Look through the material below. Copy every line with the string "白游并州" in it.

-- START Exercise data --

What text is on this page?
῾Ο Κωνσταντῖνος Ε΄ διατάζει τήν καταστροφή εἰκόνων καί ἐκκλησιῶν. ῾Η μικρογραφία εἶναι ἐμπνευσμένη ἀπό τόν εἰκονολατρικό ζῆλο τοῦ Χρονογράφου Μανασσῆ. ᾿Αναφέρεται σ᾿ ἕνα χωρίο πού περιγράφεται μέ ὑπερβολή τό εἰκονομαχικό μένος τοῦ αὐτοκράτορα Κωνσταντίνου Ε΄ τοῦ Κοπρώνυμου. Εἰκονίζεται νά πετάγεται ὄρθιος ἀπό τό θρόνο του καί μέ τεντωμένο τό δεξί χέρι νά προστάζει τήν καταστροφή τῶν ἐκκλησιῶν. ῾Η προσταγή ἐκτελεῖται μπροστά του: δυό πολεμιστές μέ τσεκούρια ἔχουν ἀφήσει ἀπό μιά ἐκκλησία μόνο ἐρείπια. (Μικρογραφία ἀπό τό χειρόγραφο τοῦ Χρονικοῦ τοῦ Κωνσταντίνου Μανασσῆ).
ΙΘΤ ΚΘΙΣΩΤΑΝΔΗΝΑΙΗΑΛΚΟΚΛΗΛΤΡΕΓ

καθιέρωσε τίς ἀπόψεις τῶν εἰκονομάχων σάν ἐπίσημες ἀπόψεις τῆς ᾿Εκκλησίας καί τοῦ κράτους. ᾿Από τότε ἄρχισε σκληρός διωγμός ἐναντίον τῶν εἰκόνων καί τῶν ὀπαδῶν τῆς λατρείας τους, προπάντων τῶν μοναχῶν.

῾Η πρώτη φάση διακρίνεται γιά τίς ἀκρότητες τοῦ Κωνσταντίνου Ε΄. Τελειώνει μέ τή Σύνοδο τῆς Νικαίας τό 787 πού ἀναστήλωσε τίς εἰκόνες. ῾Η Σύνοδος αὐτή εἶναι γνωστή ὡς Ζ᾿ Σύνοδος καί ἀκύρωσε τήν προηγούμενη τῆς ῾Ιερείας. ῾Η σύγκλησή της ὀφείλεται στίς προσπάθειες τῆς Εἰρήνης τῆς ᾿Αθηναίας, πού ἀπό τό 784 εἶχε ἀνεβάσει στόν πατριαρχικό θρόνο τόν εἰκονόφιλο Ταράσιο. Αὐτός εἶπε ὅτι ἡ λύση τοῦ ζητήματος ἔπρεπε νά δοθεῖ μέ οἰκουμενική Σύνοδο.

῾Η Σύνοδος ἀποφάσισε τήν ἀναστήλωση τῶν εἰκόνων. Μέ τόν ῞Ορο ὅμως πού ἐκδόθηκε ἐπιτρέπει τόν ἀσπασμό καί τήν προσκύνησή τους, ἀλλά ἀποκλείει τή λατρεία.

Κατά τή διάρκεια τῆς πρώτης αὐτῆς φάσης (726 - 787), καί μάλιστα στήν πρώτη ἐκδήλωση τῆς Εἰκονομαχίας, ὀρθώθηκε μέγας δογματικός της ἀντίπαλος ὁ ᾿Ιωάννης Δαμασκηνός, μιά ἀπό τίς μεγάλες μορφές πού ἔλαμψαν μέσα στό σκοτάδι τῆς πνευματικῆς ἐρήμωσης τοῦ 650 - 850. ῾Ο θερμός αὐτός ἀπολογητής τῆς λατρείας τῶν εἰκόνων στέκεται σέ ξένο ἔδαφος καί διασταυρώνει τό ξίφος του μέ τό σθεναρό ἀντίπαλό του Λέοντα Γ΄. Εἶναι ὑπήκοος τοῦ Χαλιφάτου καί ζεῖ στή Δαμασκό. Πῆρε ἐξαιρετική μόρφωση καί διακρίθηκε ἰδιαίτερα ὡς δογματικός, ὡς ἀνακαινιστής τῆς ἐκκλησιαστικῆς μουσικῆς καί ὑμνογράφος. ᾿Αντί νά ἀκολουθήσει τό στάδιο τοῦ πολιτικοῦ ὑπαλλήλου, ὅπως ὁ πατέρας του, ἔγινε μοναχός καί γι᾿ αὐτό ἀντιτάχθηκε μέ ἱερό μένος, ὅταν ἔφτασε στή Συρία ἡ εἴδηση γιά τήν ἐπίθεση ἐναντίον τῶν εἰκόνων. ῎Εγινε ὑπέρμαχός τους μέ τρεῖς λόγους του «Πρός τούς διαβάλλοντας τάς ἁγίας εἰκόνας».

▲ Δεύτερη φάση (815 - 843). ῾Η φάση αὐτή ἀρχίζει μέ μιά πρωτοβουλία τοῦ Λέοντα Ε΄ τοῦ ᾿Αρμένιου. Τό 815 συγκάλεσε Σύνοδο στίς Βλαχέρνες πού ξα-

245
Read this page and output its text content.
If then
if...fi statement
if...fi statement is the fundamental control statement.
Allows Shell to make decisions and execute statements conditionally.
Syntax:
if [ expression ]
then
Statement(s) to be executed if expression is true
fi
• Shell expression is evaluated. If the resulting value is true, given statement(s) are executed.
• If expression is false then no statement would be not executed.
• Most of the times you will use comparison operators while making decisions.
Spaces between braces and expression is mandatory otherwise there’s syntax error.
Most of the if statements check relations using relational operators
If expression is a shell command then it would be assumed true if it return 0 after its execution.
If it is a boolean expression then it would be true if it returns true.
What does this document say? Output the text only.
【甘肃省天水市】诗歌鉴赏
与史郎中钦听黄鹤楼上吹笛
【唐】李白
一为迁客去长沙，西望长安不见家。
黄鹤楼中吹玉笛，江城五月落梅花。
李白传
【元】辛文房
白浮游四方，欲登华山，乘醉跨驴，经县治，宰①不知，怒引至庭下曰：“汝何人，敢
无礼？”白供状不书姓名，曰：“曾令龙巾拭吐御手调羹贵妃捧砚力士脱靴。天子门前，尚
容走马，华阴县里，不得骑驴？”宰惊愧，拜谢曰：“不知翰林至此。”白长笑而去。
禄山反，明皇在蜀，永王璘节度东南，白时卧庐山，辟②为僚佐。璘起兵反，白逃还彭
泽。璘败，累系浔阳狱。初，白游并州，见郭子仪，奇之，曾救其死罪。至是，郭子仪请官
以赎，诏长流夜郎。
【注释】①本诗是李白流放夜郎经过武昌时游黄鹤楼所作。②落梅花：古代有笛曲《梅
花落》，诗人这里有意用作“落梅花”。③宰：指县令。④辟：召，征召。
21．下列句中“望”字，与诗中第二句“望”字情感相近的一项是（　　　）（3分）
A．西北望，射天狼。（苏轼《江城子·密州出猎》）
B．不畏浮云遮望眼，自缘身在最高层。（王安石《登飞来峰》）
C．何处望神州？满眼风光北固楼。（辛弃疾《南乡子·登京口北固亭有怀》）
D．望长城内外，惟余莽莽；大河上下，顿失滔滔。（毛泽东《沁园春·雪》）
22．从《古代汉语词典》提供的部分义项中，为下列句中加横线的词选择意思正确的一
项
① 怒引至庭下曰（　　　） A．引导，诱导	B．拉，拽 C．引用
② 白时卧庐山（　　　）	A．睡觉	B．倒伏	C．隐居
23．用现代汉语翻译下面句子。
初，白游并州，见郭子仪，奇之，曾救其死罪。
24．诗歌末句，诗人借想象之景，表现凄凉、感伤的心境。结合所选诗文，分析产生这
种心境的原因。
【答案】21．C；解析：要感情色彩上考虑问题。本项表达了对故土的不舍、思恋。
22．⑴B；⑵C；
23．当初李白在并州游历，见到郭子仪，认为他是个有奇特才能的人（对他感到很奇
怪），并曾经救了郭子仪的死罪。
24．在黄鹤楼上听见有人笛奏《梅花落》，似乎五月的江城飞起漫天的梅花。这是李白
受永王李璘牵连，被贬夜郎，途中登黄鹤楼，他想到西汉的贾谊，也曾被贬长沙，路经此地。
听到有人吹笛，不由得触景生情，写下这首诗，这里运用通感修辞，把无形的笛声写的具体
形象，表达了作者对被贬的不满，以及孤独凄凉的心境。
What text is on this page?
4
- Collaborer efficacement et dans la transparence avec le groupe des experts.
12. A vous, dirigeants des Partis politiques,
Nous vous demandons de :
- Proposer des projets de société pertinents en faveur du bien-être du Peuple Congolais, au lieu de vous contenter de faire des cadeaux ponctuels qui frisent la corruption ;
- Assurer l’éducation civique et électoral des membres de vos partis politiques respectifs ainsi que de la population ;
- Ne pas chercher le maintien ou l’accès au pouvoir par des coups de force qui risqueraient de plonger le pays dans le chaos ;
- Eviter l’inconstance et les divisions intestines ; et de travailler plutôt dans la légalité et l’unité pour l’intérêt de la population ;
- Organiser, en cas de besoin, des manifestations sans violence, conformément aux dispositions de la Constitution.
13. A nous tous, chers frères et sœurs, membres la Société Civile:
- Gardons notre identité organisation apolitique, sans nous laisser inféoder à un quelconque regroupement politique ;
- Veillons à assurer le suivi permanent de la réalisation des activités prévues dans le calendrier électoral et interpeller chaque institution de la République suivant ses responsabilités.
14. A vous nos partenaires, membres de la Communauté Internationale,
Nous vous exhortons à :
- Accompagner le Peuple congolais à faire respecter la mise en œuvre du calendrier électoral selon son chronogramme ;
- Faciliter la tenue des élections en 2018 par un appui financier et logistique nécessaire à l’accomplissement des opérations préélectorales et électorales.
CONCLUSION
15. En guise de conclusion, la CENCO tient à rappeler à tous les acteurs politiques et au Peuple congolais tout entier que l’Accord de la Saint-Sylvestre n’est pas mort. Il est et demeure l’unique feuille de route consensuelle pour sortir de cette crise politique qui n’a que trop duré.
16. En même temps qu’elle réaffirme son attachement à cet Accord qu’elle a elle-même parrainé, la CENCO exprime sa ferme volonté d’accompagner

-- END Exercise data --

§ **Exercise answer**:
泽。璘败，累系浔阳狱。初，白游并州，见郭子仪，奇之，曾救其死罪。至是，郭子仪请官
初，白游并州，见郭子仪，奇之，曾救其死罪。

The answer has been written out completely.